• WHAT TO WORK ON: Using the data below, gather each line that includes the word "Land".

• DATA TO PROCESS:
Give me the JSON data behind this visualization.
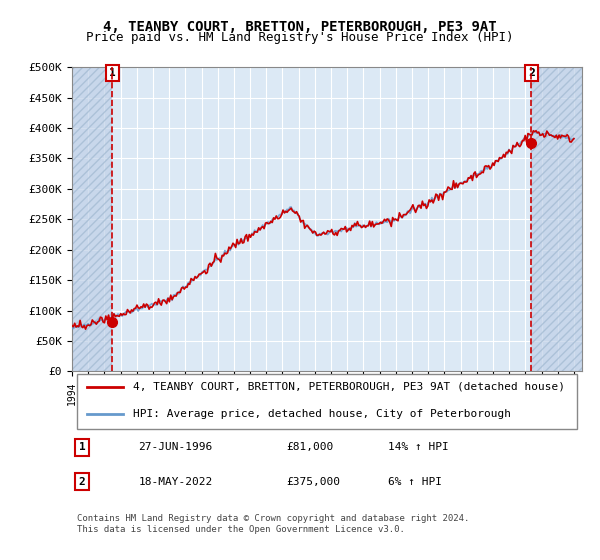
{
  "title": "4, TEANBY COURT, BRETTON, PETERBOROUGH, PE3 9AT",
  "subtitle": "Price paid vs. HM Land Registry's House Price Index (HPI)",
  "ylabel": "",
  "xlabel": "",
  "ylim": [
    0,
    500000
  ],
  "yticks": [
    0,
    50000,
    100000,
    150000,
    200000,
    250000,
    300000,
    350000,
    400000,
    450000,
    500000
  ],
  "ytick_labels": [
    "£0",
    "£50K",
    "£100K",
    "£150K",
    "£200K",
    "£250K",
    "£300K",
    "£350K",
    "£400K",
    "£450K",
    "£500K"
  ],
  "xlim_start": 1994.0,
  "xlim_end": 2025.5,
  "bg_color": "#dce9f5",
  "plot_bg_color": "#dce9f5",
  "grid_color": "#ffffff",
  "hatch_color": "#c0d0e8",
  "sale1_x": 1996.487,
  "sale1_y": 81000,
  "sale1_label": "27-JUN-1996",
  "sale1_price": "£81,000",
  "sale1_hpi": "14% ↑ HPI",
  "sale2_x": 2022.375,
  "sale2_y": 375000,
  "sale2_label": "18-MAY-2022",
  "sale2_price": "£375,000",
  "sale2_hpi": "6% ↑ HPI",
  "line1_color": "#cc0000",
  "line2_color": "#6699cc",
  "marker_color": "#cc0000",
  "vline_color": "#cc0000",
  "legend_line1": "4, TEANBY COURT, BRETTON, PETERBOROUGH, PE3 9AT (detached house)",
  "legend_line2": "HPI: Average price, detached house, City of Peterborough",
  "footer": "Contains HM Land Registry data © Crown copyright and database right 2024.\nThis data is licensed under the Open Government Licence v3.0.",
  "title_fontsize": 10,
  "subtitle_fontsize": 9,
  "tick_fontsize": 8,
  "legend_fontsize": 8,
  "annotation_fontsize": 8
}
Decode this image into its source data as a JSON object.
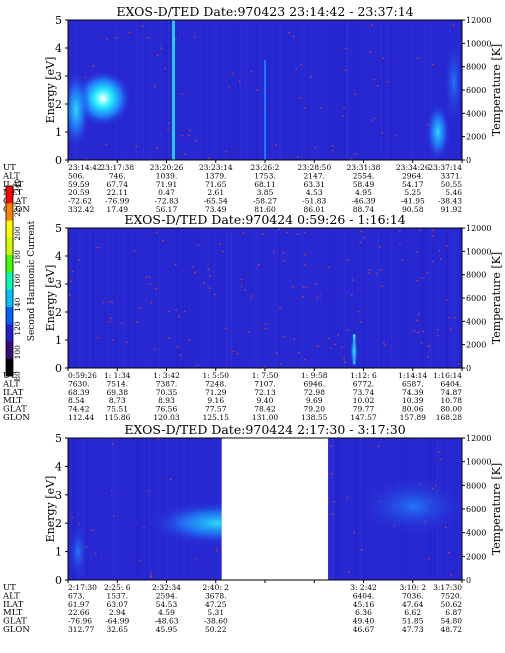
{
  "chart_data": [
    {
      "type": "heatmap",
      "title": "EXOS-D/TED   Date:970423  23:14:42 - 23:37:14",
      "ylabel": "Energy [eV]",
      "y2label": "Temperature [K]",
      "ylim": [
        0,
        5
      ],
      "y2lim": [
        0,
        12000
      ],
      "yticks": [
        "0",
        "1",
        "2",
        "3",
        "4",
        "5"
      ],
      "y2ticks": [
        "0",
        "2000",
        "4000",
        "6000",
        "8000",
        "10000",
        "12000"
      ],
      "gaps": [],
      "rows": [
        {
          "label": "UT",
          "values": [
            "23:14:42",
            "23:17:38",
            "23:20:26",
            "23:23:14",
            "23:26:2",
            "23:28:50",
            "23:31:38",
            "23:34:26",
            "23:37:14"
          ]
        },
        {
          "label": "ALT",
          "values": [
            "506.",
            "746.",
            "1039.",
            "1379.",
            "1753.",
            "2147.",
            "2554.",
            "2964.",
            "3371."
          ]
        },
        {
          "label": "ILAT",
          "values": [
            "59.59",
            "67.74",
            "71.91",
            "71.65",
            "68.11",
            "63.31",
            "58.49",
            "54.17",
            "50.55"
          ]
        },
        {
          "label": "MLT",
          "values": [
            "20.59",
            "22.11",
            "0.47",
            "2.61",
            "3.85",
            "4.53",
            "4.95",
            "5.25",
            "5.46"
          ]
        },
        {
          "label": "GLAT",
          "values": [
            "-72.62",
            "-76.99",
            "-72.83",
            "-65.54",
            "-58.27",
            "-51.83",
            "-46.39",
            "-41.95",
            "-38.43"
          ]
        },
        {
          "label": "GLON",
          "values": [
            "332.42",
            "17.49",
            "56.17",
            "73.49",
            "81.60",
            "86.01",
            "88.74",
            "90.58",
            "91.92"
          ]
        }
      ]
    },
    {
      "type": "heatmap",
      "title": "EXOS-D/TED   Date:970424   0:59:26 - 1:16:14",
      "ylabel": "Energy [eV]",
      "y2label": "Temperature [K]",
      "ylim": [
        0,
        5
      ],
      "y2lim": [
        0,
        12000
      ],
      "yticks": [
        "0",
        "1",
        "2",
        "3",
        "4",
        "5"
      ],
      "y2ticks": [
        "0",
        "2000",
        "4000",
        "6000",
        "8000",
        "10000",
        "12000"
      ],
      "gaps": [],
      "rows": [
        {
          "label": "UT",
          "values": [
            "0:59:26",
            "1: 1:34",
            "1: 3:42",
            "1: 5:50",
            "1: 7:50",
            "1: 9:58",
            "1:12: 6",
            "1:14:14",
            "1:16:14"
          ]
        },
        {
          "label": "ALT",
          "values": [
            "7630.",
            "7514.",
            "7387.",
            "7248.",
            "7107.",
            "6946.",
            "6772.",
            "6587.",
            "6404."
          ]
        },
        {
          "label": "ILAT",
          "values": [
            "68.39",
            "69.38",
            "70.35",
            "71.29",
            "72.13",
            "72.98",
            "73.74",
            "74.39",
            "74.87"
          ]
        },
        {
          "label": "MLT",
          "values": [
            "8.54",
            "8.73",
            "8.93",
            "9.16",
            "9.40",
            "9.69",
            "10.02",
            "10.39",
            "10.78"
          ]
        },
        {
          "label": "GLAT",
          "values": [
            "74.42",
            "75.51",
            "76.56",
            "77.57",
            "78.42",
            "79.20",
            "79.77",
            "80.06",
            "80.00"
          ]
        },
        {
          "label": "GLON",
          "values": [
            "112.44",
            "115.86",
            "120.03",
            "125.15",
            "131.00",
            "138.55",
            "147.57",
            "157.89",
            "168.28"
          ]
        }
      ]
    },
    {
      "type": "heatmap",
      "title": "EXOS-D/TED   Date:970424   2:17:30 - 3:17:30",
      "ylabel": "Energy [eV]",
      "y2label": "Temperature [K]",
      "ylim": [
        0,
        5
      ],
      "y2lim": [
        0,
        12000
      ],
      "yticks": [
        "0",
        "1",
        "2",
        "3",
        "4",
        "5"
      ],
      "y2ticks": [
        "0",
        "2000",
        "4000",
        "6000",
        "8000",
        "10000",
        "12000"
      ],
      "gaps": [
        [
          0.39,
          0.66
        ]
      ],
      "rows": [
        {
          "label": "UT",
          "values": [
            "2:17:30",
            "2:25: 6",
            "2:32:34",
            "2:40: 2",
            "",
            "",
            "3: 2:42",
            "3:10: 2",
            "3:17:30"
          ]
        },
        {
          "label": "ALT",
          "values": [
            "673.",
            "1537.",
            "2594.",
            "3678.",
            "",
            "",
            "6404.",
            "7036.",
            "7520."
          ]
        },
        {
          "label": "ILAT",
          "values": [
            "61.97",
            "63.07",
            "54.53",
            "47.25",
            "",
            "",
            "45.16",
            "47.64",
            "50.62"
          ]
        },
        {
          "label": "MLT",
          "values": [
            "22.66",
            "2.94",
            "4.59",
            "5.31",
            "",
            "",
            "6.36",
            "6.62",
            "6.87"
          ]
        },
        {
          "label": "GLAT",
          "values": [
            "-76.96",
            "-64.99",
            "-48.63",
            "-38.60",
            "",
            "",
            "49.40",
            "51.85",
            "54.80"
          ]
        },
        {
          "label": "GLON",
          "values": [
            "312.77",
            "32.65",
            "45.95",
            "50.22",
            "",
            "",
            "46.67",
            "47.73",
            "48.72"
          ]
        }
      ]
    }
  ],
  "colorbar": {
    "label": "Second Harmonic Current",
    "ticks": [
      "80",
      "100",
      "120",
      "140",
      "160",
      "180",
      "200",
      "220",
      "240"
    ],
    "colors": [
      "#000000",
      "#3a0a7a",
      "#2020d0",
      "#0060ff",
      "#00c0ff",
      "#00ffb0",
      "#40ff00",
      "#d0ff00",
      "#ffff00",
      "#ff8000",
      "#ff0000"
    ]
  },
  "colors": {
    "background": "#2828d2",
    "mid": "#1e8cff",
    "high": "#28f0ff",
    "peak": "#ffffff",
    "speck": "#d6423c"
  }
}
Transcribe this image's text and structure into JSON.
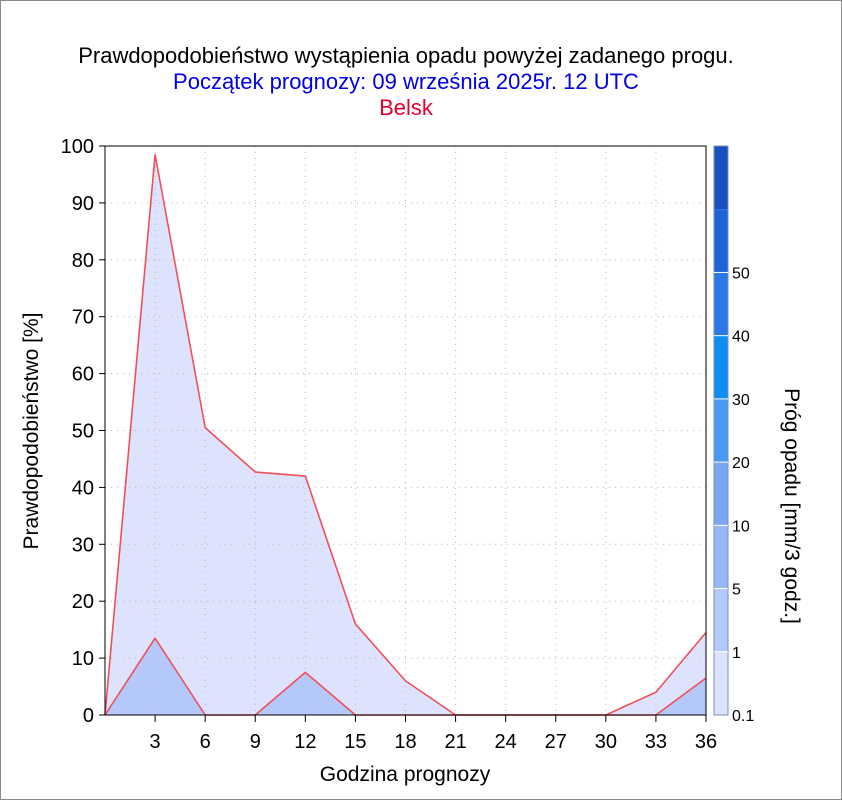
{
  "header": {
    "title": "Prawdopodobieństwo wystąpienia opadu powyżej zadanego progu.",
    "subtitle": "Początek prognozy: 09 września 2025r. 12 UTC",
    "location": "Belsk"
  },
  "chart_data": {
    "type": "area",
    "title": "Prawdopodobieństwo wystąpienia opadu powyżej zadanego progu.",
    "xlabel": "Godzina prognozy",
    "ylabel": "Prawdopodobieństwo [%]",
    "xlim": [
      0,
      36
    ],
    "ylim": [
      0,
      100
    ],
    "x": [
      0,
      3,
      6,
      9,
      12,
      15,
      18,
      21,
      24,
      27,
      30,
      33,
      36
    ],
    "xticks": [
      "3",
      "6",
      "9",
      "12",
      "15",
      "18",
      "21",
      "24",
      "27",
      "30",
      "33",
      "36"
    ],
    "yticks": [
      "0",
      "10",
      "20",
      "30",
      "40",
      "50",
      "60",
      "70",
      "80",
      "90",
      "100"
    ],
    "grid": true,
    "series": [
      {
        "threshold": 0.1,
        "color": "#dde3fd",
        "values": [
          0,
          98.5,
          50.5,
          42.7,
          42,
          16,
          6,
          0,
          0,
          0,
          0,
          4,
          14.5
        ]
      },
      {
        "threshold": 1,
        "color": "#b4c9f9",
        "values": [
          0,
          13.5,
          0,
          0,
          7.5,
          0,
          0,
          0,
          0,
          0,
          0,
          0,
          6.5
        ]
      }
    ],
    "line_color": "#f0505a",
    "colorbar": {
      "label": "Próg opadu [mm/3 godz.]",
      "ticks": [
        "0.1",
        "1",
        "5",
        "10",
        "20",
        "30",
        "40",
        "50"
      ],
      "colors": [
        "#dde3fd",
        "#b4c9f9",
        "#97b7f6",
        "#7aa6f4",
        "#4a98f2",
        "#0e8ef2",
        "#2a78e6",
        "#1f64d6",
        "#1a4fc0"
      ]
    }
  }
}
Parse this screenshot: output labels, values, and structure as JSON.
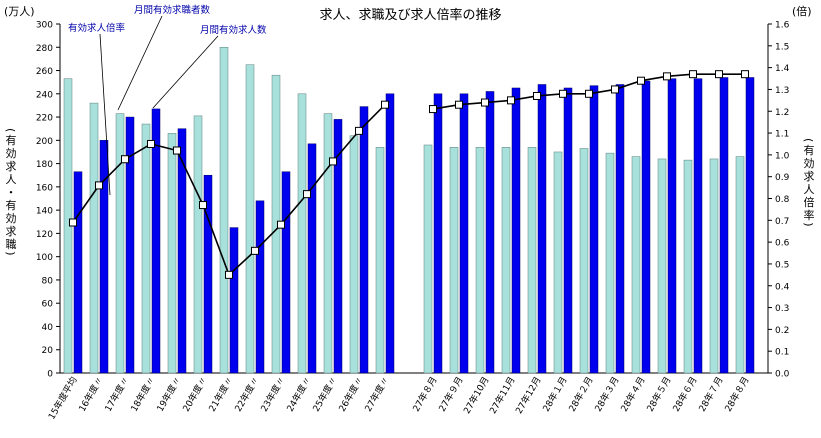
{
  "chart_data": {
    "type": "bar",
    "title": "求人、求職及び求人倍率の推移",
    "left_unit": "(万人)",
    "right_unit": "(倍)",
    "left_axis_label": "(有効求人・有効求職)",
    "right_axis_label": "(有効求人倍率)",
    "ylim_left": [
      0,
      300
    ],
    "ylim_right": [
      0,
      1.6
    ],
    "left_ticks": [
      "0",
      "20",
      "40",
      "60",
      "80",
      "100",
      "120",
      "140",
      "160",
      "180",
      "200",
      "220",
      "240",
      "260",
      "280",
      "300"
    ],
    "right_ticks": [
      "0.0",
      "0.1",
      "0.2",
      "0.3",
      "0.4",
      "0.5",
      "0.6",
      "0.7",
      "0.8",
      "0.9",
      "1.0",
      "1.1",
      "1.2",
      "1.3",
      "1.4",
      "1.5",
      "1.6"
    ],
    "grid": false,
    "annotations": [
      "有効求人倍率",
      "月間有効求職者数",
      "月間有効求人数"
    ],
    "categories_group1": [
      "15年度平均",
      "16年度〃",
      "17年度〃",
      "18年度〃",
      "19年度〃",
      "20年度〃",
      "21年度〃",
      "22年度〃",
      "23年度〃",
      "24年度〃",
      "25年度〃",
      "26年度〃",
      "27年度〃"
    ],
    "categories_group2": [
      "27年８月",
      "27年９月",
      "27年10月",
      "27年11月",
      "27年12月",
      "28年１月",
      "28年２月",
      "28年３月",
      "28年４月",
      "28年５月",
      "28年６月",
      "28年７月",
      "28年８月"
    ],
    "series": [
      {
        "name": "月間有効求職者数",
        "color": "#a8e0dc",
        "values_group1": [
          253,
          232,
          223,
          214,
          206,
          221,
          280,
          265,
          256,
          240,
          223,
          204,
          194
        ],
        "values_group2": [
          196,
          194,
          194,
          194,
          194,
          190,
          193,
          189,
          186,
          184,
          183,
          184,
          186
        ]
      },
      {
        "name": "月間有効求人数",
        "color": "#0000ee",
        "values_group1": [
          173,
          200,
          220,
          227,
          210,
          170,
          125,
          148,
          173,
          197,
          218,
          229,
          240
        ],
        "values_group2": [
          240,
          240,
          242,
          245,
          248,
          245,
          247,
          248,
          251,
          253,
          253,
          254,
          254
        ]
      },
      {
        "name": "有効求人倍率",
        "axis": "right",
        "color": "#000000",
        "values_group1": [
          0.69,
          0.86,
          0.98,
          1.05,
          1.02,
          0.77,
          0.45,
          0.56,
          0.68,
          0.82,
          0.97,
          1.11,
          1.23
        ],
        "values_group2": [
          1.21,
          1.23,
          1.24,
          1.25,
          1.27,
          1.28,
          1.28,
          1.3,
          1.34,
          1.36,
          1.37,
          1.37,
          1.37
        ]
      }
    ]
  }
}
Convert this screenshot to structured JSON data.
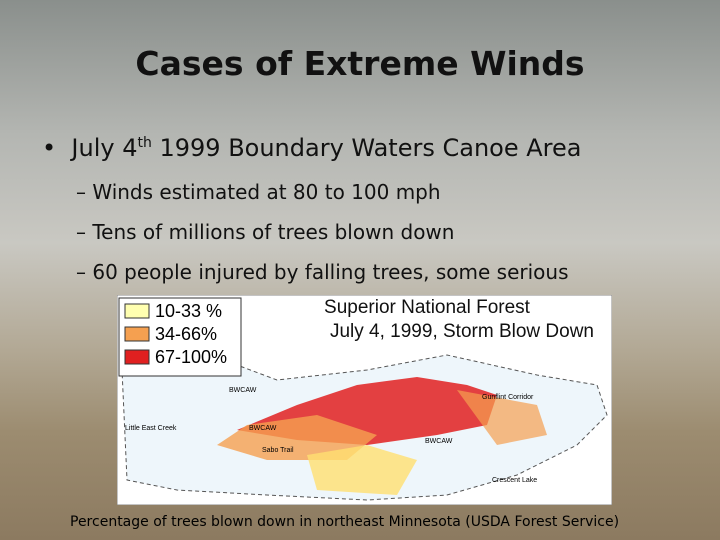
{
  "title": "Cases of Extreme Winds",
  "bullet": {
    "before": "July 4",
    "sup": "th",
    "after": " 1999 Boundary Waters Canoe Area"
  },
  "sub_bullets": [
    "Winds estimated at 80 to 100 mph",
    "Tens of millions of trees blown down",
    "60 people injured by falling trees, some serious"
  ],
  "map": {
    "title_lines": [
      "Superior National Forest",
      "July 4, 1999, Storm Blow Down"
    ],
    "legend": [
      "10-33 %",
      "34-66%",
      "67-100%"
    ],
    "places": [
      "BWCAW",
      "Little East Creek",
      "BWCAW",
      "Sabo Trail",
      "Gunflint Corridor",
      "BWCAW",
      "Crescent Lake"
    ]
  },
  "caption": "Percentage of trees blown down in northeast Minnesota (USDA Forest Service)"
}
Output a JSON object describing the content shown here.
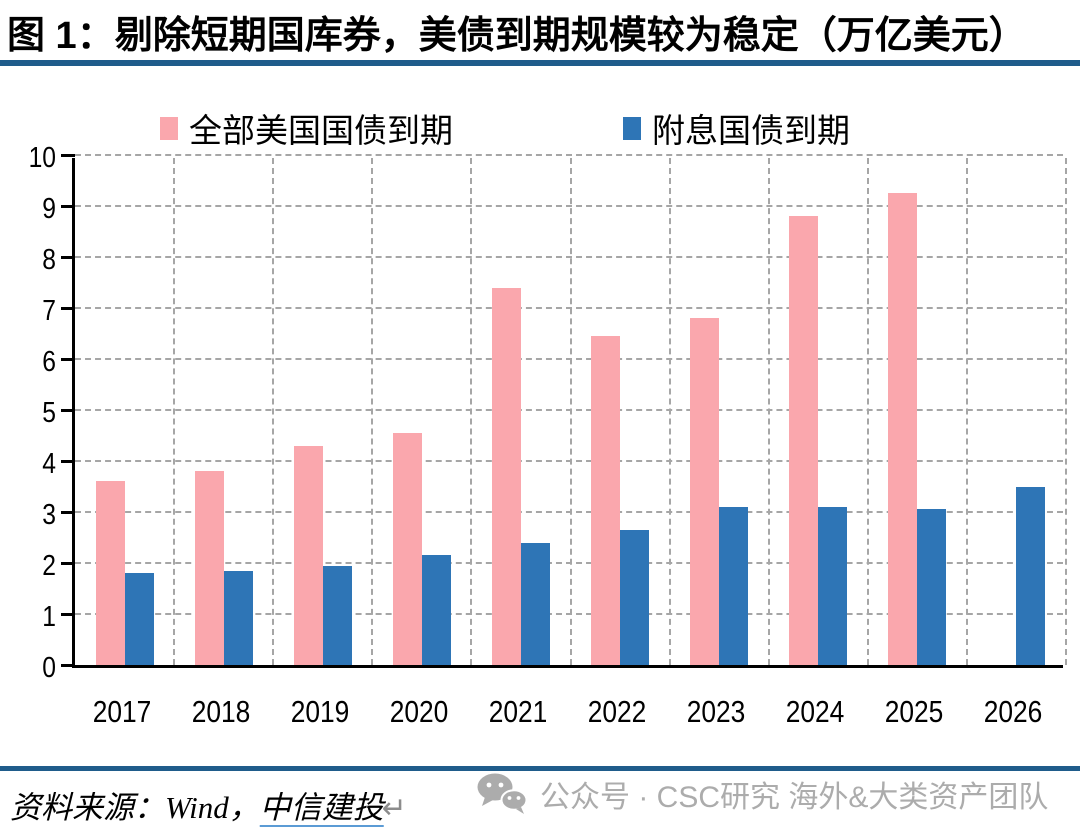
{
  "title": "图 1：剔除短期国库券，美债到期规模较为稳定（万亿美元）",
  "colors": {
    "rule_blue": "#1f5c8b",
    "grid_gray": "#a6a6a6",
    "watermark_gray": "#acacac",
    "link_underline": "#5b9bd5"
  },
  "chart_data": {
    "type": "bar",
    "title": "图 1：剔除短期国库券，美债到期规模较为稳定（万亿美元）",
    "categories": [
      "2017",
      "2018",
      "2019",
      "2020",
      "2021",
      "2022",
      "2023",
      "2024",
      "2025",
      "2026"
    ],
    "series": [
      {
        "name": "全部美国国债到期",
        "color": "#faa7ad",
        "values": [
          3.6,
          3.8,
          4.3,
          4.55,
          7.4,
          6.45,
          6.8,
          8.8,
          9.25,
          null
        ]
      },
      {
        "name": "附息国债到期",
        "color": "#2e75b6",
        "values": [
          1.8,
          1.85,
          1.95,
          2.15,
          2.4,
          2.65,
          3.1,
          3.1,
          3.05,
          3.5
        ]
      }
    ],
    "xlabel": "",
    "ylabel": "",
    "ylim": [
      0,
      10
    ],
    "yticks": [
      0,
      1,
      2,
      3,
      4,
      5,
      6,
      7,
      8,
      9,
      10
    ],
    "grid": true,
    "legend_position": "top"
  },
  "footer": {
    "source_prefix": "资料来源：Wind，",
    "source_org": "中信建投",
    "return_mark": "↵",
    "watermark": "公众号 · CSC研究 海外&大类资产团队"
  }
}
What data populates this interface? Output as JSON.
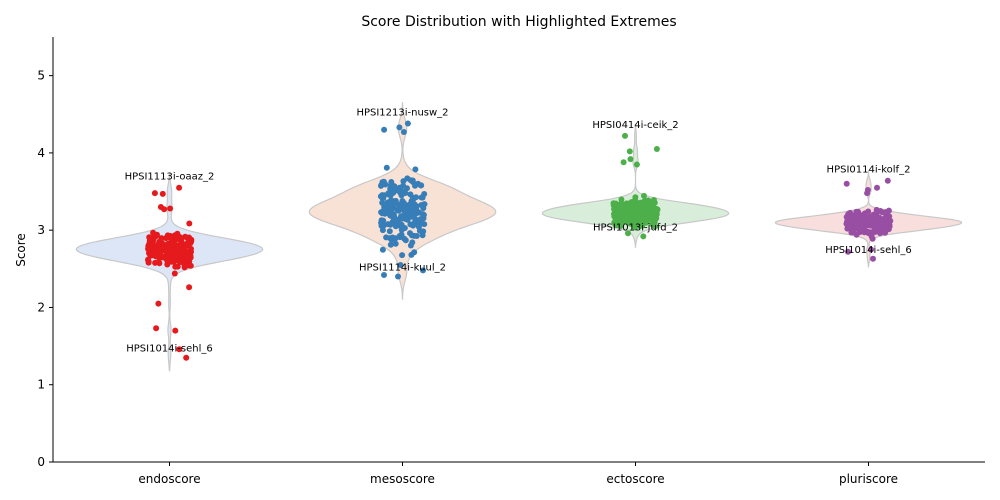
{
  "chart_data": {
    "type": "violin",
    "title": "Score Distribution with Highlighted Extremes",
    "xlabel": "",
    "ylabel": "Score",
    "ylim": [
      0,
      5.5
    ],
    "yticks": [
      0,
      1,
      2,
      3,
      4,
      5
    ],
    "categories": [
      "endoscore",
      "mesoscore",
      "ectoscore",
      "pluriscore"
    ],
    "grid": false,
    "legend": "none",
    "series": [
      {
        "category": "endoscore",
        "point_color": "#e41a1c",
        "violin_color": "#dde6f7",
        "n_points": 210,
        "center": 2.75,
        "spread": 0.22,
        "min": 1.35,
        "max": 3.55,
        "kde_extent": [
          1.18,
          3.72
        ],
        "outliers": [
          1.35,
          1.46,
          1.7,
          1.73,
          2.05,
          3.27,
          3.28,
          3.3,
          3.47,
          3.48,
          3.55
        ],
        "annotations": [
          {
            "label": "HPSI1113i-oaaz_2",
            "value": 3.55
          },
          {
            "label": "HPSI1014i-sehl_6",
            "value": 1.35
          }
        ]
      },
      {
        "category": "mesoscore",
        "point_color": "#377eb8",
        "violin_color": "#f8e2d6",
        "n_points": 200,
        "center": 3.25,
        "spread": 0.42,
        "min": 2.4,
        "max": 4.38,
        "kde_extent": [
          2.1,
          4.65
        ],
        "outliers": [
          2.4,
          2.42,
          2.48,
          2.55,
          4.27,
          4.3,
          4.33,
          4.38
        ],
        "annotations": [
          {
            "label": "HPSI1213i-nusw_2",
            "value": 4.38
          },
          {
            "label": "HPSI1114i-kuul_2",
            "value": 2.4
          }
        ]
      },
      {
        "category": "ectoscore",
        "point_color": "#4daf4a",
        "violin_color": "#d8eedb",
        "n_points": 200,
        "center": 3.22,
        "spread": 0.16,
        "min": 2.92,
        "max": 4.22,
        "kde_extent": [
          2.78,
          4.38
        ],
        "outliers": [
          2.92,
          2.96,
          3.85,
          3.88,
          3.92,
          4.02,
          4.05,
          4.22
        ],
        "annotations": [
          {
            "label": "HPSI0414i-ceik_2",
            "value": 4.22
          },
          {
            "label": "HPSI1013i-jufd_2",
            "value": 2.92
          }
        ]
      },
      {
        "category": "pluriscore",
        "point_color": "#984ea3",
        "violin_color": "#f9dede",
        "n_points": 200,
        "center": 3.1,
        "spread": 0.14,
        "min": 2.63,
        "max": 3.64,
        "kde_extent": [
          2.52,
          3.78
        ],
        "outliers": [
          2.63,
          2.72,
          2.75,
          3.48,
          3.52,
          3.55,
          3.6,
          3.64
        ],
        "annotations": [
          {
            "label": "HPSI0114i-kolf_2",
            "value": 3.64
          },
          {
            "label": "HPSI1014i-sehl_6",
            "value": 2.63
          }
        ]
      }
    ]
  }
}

• ANSWER TO THIS PROBLEM:
  "subtitle": "Price paid vs. HM Land Registry's House Price Index (HPI)",
  "footer": "Contains HM Land Registry data © Crown copyright and database right 2024.\nThis data is licensed under the Open Government Licence v3.0.",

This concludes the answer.